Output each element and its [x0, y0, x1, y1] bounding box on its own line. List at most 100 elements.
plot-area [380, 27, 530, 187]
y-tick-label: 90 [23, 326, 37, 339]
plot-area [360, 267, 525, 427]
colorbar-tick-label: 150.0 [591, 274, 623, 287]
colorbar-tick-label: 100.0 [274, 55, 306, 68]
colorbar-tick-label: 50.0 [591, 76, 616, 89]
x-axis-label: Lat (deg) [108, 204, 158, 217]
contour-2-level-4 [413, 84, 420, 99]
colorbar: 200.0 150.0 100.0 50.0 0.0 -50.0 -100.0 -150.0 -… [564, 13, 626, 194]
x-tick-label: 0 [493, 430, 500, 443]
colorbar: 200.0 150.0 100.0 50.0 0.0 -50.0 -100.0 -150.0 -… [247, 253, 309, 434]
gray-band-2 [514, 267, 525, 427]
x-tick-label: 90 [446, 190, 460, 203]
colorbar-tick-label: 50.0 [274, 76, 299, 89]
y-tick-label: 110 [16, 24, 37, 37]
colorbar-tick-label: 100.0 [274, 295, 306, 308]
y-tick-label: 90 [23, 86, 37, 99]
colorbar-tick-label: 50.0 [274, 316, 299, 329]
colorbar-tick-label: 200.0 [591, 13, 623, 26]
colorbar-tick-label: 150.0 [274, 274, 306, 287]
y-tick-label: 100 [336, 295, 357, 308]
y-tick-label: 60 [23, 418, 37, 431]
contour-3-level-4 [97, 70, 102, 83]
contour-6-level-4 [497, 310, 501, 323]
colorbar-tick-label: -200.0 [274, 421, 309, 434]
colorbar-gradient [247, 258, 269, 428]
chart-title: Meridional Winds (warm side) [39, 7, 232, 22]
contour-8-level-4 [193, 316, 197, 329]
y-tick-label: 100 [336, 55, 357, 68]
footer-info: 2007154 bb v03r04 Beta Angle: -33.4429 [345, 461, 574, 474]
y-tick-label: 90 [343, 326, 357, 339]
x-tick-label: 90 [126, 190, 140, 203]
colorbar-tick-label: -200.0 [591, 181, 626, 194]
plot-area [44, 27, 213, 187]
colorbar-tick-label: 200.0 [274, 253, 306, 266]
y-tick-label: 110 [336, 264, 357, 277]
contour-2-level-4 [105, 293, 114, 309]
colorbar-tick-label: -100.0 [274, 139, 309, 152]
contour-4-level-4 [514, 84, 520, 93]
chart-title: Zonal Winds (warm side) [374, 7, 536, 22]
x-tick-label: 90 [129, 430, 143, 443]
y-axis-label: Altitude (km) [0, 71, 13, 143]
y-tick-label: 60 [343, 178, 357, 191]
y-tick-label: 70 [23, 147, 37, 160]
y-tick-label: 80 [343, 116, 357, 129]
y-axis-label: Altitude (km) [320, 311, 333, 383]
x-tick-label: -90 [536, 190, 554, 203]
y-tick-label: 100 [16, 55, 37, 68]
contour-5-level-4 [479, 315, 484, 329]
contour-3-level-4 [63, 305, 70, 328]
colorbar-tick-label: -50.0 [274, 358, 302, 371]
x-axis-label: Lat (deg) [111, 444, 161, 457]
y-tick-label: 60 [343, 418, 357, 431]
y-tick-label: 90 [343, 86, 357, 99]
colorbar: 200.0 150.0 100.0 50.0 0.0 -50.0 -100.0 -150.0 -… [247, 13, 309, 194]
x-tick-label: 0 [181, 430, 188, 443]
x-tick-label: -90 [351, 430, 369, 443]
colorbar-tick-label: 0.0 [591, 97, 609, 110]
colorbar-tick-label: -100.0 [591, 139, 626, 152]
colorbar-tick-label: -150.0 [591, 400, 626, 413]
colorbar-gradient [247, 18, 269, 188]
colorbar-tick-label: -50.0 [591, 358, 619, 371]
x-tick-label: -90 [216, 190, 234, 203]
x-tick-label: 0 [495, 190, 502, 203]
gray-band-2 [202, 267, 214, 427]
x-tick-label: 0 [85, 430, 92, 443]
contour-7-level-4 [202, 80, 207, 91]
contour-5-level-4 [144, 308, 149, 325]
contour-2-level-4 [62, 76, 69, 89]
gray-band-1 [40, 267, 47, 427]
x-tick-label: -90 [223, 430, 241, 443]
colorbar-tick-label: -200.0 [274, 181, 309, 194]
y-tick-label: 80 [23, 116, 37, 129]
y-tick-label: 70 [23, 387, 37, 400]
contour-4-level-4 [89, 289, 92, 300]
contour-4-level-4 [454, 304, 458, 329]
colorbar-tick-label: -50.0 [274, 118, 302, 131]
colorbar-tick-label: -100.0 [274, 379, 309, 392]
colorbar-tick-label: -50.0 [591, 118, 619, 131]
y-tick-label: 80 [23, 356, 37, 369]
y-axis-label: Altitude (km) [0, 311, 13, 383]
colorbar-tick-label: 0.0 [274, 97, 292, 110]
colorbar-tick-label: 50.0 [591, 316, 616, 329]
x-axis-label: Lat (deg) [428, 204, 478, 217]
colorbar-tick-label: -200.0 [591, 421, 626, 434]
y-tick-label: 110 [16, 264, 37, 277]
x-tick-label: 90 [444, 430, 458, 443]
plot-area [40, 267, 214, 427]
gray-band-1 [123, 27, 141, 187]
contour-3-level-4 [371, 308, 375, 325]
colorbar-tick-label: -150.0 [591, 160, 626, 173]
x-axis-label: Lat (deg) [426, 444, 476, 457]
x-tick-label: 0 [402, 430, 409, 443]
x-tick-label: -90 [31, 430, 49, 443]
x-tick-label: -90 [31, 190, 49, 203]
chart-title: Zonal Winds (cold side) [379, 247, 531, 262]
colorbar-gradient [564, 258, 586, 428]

--*--

**Stated exercise**:
Copy out every entry above, one per line, with no changes at all.

**Exercise answer**:
Output each element and its [x0, y0, x1, y1] bounding box on its own line. List at most 100 elements.
plot-area [380, 27, 530, 187]
y-tick-label: 90 [23, 326, 37, 339]
plot-area [360, 267, 525, 427]
colorbar-tick-label: 150.0 [591, 274, 623, 287]
colorbar-tick-label: 100.0 [274, 55, 306, 68]
colorbar-tick-label: 50.0 [591, 76, 616, 89]
x-axis-label: Lat (deg) [108, 204, 158, 217]
contour-2-level-4 [413, 84, 420, 99]
colorbar: 200.0 150.0 100.0 50.0 0.0 -50.0 -100.0 -150.0 -… [564, 13, 626, 194]
x-tick-label: 0 [493, 430, 500, 443]
colorbar: 200.0 150.0 100.0 50.0 0.0 -50.0 -100.0 -150.0 -… [247, 253, 309, 434]
gray-band-2 [514, 267, 525, 427]
x-tick-label: 90 [446, 190, 460, 203]
colorbar-tick-label: 50.0 [274, 76, 299, 89]
y-tick-label: 110 [16, 24, 37, 37]
colorbar-tick-label: 100.0 [274, 295, 306, 308]
y-tick-label: 90 [23, 86, 37, 99]
colorbar-tick-label: 50.0 [274, 316, 299, 329]
colorbar-tick-label: 200.0 [591, 13, 623, 26]
colorbar-tick-label: 150.0 [274, 274, 306, 287]
y-tick-label: 100 [336, 295, 357, 308]
y-tick-label: 60 [23, 418, 37, 431]
contour-3-level-4 [97, 70, 102, 83]
contour-6-level-4 [497, 310, 501, 323]
colorbar-tick-label: -200.0 [274, 421, 309, 434]
colorbar-gradient [247, 258, 269, 428]
chart-title: Meridional Winds (warm side) [39, 7, 232, 22]
contour-8-level-4 [193, 316, 197, 329]
y-tick-label: 100 [336, 55, 357, 68]
footer-info: 2007154 bb v03r04 Beta Angle: -33.4429 [345, 461, 574, 474]
y-tick-label: 90 [343, 326, 357, 339]
x-tick-label: 90 [126, 190, 140, 203]
colorbar-tick-label: -200.0 [591, 181, 626, 194]
plot-area [44, 27, 213, 187]
colorbar-tick-label: 200.0 [274, 253, 306, 266]
y-tick-label: 110 [336, 264, 357, 277]
contour-2-level-4 [105, 293, 114, 309]
colorbar-tick-label: -100.0 [274, 139, 309, 152]
contour-4-level-4 [514, 84, 520, 93]
chart-title: Zonal Winds (warm side) [374, 7, 536, 22]
x-tick-label: 90 [129, 430, 143, 443]
y-axis-label: Altitude (km) [0, 71, 13, 143]
y-tick-label: 60 [343, 178, 357, 191]
y-tick-label: 70 [23, 147, 37, 160]
y-tick-label: 80 [343, 116, 357, 129]
y-axis-label: Altitude (km) [320, 311, 333, 383]
x-tick-label: -90 [536, 190, 554, 203]
y-tick-label: 100 [16, 55, 37, 68]
contour-5-level-4 [479, 315, 484, 329]
contour-3-level-4 [63, 305, 70, 328]
colorbar-tick-label: -50.0 [274, 358, 302, 371]
x-axis-label: Lat (deg) [111, 444, 161, 457]
y-tick-label: 60 [343, 418, 357, 431]
y-tick-label: 90 [343, 86, 357, 99]
colorbar: 200.0 150.0 100.0 50.0 0.0 -50.0 -100.0 -150.0 -… [247, 13, 309, 194]
x-tick-label: 0 [181, 430, 188, 443]
x-tick-label: -90 [351, 430, 369, 443]
colorbar-tick-label: 0.0 [591, 97, 609, 110]
colorbar-tick-label: -100.0 [591, 139, 626, 152]
colorbar-tick-label: -150.0 [591, 400, 626, 413]
colorbar-gradient [247, 18, 269, 188]
colorbar-tick-label: -50.0 [591, 358, 619, 371]
x-tick-label: -90 [216, 190, 234, 203]
x-tick-label: 0 [495, 190, 502, 203]
gray-band-2 [202, 267, 214, 427]
x-tick-label: 0 [85, 430, 92, 443]
contour-7-level-4 [202, 80, 207, 91]
contour-5-level-4 [144, 308, 149, 325]
contour-2-level-4 [62, 76, 69, 89]
gray-band-1 [40, 267, 47, 427]
x-tick-label: -90 [223, 430, 241, 443]
colorbar-tick-label: -200.0 [274, 181, 309, 194]
y-tick-label: 80 [23, 116, 37, 129]
y-tick-label: 70 [23, 387, 37, 400]
contour-4-level-4 [89, 289, 92, 300]
contour-4-level-4 [454, 304, 458, 329]
colorbar-tick-label: -50.0 [274, 118, 302, 131]
colorbar-tick-label: -100.0 [274, 379, 309, 392]
colorbar-tick-label: -50.0 [591, 118, 619, 131]
y-tick-label: 80 [23, 356, 37, 369]
y-axis-label: Altitude (km) [0, 311, 13, 383]
colorbar-tick-label: 0.0 [274, 97, 292, 110]
colorbar-tick-label: 50.0 [591, 316, 616, 329]
x-axis-label: Lat (deg) [428, 204, 478, 217]
colorbar-tick-label: -200.0 [591, 421, 626, 434]
y-tick-label: 110 [16, 264, 37, 277]
x-tick-label: 90 [444, 430, 458, 443]
plot-area [40, 267, 214, 427]
gray-band-1 [123, 27, 141, 187]
contour-3-level-4 [371, 308, 375, 325]
colorbar-tick-label: -150.0 [591, 160, 626, 173]
x-axis-label: Lat (deg) [426, 444, 476, 457]
x-tick-label: 0 [402, 430, 409, 443]
x-tick-label: -90 [31, 430, 49, 443]
x-tick-label: -90 [31, 190, 49, 203]
chart-title: Zonal Winds (cold side) [379, 247, 531, 262]
colorbar-gradient [564, 258, 586, 428]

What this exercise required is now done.